• _GIVEN TASK_:
Repeat each line exactly as it is written.

--- Begin THE DATA ---

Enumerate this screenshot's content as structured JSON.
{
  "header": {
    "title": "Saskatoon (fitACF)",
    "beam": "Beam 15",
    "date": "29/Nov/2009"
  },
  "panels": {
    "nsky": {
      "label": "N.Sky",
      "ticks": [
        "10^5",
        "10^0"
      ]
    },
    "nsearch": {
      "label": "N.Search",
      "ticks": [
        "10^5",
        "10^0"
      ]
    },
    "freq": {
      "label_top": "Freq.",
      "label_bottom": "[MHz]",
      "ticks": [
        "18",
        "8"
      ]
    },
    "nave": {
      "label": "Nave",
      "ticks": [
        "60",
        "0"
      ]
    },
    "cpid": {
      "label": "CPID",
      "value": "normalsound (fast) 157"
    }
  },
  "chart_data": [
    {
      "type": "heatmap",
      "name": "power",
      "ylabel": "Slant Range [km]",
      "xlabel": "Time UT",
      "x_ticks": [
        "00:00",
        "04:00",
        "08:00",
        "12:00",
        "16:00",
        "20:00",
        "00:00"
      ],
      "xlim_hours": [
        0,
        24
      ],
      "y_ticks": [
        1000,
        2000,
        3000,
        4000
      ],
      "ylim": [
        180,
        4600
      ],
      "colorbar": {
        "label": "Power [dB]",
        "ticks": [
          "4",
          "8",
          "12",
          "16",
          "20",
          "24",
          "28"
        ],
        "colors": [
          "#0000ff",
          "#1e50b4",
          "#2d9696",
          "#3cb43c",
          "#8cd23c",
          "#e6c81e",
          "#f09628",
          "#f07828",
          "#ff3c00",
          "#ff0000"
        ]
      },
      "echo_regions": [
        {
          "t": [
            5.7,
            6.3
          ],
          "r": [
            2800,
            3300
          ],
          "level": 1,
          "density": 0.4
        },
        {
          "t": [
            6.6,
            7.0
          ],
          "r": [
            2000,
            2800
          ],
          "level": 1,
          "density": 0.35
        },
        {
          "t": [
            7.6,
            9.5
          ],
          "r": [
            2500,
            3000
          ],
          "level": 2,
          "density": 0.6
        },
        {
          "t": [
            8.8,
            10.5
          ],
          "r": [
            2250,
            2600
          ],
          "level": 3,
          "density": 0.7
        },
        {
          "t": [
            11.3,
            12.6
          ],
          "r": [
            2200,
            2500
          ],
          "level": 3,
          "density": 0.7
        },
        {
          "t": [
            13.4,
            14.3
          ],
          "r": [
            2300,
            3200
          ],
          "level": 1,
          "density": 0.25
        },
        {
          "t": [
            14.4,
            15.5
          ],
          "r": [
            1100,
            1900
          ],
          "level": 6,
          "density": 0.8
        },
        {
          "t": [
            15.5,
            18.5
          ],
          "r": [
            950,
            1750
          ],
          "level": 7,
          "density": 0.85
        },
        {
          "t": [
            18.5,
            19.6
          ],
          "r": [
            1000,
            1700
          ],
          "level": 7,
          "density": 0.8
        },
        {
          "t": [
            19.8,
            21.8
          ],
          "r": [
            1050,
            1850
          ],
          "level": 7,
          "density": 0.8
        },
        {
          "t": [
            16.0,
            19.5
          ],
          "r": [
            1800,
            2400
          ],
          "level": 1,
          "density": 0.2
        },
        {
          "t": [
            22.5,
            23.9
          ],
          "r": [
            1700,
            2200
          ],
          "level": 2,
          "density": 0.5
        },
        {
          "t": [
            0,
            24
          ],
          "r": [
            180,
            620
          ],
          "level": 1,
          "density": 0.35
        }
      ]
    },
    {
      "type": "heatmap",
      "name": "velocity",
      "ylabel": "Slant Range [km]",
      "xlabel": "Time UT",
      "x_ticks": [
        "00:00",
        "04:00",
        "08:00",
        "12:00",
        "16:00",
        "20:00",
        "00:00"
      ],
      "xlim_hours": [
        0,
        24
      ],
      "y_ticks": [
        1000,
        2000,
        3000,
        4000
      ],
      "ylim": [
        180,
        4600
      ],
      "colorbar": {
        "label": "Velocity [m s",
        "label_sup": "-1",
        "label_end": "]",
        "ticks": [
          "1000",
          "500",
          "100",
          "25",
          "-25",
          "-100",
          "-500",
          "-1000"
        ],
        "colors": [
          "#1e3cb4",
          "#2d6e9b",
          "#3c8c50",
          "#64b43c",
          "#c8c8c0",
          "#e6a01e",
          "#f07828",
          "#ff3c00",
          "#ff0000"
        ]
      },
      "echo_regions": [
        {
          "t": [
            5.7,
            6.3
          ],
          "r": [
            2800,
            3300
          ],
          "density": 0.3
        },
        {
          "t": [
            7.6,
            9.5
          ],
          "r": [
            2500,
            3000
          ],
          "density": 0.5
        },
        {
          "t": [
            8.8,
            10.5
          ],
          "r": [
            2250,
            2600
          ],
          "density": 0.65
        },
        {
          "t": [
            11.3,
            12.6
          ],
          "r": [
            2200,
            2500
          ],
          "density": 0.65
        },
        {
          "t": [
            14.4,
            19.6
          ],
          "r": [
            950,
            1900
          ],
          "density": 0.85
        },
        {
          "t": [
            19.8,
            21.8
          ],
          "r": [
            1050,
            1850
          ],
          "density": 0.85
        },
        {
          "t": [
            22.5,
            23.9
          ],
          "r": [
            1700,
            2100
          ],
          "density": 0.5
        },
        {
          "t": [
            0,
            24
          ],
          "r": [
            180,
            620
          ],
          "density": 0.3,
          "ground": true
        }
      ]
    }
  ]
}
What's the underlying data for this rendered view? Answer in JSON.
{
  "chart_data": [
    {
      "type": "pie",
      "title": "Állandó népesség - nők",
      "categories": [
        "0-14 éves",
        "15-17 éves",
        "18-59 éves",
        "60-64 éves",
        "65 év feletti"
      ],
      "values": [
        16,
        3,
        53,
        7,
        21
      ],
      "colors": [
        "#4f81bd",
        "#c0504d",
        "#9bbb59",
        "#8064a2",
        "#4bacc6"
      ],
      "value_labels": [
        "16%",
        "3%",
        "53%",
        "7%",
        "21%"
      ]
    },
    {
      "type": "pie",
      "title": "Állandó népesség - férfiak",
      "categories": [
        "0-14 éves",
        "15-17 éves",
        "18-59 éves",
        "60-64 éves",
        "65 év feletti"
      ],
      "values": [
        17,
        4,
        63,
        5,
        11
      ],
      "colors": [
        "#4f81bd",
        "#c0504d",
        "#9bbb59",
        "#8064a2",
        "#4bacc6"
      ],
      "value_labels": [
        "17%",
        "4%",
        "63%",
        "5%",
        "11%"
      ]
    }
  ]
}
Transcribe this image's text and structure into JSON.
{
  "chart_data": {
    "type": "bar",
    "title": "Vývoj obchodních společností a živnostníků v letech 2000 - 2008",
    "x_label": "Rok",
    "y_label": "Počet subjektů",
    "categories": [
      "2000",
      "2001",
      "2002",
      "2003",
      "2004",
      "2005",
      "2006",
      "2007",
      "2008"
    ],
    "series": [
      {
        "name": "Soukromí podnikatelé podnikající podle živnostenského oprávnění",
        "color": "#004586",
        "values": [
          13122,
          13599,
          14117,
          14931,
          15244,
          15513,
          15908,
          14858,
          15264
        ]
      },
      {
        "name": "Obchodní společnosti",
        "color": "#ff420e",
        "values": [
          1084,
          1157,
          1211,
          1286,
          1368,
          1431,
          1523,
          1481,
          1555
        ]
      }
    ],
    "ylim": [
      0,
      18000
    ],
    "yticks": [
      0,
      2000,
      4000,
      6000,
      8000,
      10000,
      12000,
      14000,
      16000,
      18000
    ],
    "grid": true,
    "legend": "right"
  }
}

--- End THE DATA ---

• _WORKED SOLUTION_:
Enumerate this screenshot's content as structured JSON.
{
  "header": {
    "title": "Saskatoon (fitACF)",
    "beam": "Beam 15",
    "date": "29/Nov/2009"
  },
  "panels": {
    "nsky": {
      "label": "N.Sky",
      "ticks": [
        "10^5",
        "10^0"
      ]
    },
    "nsearch": {
      "label": "N.Search",
      "ticks": [
        "10^5",
        "10^0"
      ]
    },
    "freq": {
      "label_top": "Freq.",
      "label_bottom": "[MHz]",
      "ticks": [
        "18",
        "8"
      ]
    },
    "nave": {
      "label": "Nave",
      "ticks": [
        "60",
        "0"
      ]
    },
    "cpid": {
      "label": "CPID",
      "value": "normalsound (fast) 157"
    }
  },
  "chart_data": [
    {
      "type": "heatmap",
      "name": "power",
      "ylabel": "Slant Range [km]",
      "xlabel": "Time UT",
      "x_ticks": [
        "00:00",
        "04:00",
        "08:00",
        "12:00",
        "16:00",
        "20:00",
        "00:00"
      ],
      "xlim_hours": [
        0,
        24
      ],
      "y_ticks": [
        1000,
        2000,
        3000,
        4000
      ],
      "ylim": [
        180,
        4600
      ],
      "colorbar": {
        "label": "Power [dB]",
        "ticks": [
          "4",
          "8",
          "12",
          "16",
          "20",
          "24",
          "28"
        ],
        "colors": [
          "#0000ff",
          "#1e50b4",
          "#2d9696",
          "#3cb43c",
          "#8cd23c",
          "#e6c81e",
          "#f09628",
          "#f07828",
          "#ff3c00",
          "#ff0000"
        ]
      },
      "echo_regions": [
        {
          "t": [
            5.7,
            6.3
          ],
          "r": [
            2800,
            3300
          ],
          "level": 1,
          "density": 0.4
        },
        {
          "t": [
            6.6,
            7.0
          ],
          "r": [
            2000,
            2800
          ],
          "level": 1,
          "density": 0.35
        },
        {
          "t": [
            7.6,
            9.5
          ],
          "r": [
            2500,
            3000
          ],
          "level": 2,
          "density": 0.6
        },
        {
          "t": [
            8.8,
            10.5
          ],
          "r": [
            2250,
            2600
          ],
          "level": 3,
          "density": 0.7
        },
        {
          "t": [
            11.3,
            12.6
          ],
          "r": [
            2200,
            2500
          ],
          "level": 3,
          "density": 0.7
        },
        {
          "t": [
            13.4,
            14.3
          ],
          "r": [
            2300,
            3200
          ],
          "level": 1,
          "density": 0.25
        },
        {
          "t": [
            14.4,
            15.5
          ],
          "r": [
            1100,
            1900
          ],
          "level": 6,
          "density": 0.8
        },
        {
          "t": [
            15.5,
            18.5
          ],
          "r": [
            950,
            1750
          ],
          "level": 7,
          "density": 0.85
        },
        {
          "t": [
            18.5,
            19.6
          ],
          "r": [
            1000,
            1700
          ],
          "level": 7,
          "density": 0.8
        },
        {
          "t": [
            19.8,
            21.8
          ],
          "r": [
            1050,
            1850
          ],
          "level": 7,
          "density": 0.8
        },
        {
          "t": [
            16.0,
            19.5
          ],
          "r": [
            1800,
            2400
          ],
          "level": 1,
          "density": 0.2
        },
        {
          "t": [
            22.5,
            23.9
          ],
          "r": [
            1700,
            2200
          ],
          "level": 2,
          "density": 0.5
        },
        {
          "t": [
            0,
            24
          ],
          "r": [
            180,
            620
          ],
          "level": 1,
          "density": 0.35
        }
      ]
    },
    {
      "type": "heatmap",
      "name": "velocity",
      "ylabel": "Slant Range [km]",
      "xlabel": "Time UT",
      "x_ticks": [
        "00:00",
        "04:00",
        "08:00",
        "12:00",
        "16:00",
        "20:00",
        "00:00"
      ],
      "xlim_hours": [
        0,
        24
      ],
      "y_ticks": [
        1000,
        2000,
        3000,
        4000
      ],
      "ylim": [
        180,
        4600
      ],
      "colorbar": {
        "label": "Velocity [m s",
        "label_sup": "-1",
        "label_end": "]",
        "ticks": [
          "1000",
          "500",
          "100",
          "25",
          "-25",
          "-100",
          "-500",
          "-1000"
        ],
        "colors": [
          "#1e3cb4",
          "#2d6e9b",
          "#3c8c50",
          "#64b43c",
          "#c8c8c0",
          "#e6a01e",
          "#f07828",
          "#ff3c00",
          "#ff0000"
        ]
      },
      "echo_regions": [
        {
          "t": [
            5.7,
            6.3
          ],
          "r": [
            2800,
            3300
          ],
          "density": 0.3
        },
        {
          "t": [
            7.6,
            9.5
          ],
          "r": [
            2500,
            3000
          ],
          "density": 0.5
        },
        {
          "t": [
            8.8,
            10.5
          ],
          "r": [
            2250,
            2600
          ],
          "density": 0.65
        },
        {
          "t": [
            11.3,
            12.6
          ],
          "r": [
            2200,
            2500
          ],
          "density": 0.65
        },
        {
          "t": [
            14.4,
            19.6
          ],
          "r": [
            950,
            1900
          ],
          "density": 0.85
        },
        {
          "t": [
            19.8,
            21.8
          ],
          "r": [
            1050,
            1850
          ],
          "density": 0.85
        },
        {
          "t": [
            22.5,
            23.9
          ],
          "r": [
            1700,
            2100
          ],
          "density": 0.5
        },
        {
          "t": [
            0,
            24
          ],
          "r": [
            180,
            620
          ],
          "density": 0.3,
          "ground": true
        }
      ]
    }
  ]
}
What's the underlying data for this rendered view? Answer in JSON.
{
  "chart_data": [
    {
      "type": "pie",
      "title": "Állandó népesség - nők",
      "categories": [
        "0-14 éves",
        "15-17 éves",
        "18-59 éves",
        "60-64 éves",
        "65 év feletti"
      ],
      "values": [
        16,
        3,
        53,
        7,
        21
      ],
      "colors": [
        "#4f81bd",
        "#c0504d",
        "#9bbb59",
        "#8064a2",
        "#4bacc6"
      ],
      "value_labels": [
        "16%",
        "3%",
        "53%",
        "7%",
        "21%"
      ]
    },
    {
      "type": "pie",
      "title": "Állandó népesség - férfiak",
      "categories": [
        "0-14 éves",
        "15-17 éves",
        "18-59 éves",
        "60-64 éves",
        "65 év feletti"
      ],
      "values": [
        17,
        4,
        63,
        5,
        11
      ],
      "colors": [
        "#4f81bd",
        "#c0504d",
        "#9bbb59",
        "#8064a2",
        "#4bacc6"
      ],
      "value_labels": [
        "17%",
        "4%",
        "63%",
        "5%",
        "11%"
      ]
    }
  ]
}
Transcribe this image's text and structure into JSON.
{
  "chart_data": {
    "type": "bar",
    "title": "Vývoj obchodních společností a živnostníků v letech 2000 - 2008",
    "x_label": "Rok",
    "y_label": "Počet subjektů",
    "categories": [
      "2000",
      "2001",
      "2002",
      "2003",
      "2004",
      "2005",
      "2006",
      "2007",
      "2008"
    ],
    "series": [
      {
        "name": "Soukromí podnikatelé podnikající podle živnostenského oprávnění",
        "color": "#004586",
        "values": [
          13122,
          13599,
          14117,
          14931,
          15244,
          15513,
          15908,
          14858,
          15264
        ]
      },
      {
        "name": "Obchodní společnosti",
        "color": "#ff420e",
        "values": [
          1084,
          1157,
          1211,
          1286,
          1368,
          1431,
          1523,
          1481,
          1555
        ]
      }
    ],
    "ylim": [
      0,
      18000
    ],
    "yticks": [
      0,
      2000,
      4000,
      6000,
      8000,
      10000,
      12000,
      14000,
      16000,
      18000
    ],
    "grid": true,
    "legend": "right"
  }
}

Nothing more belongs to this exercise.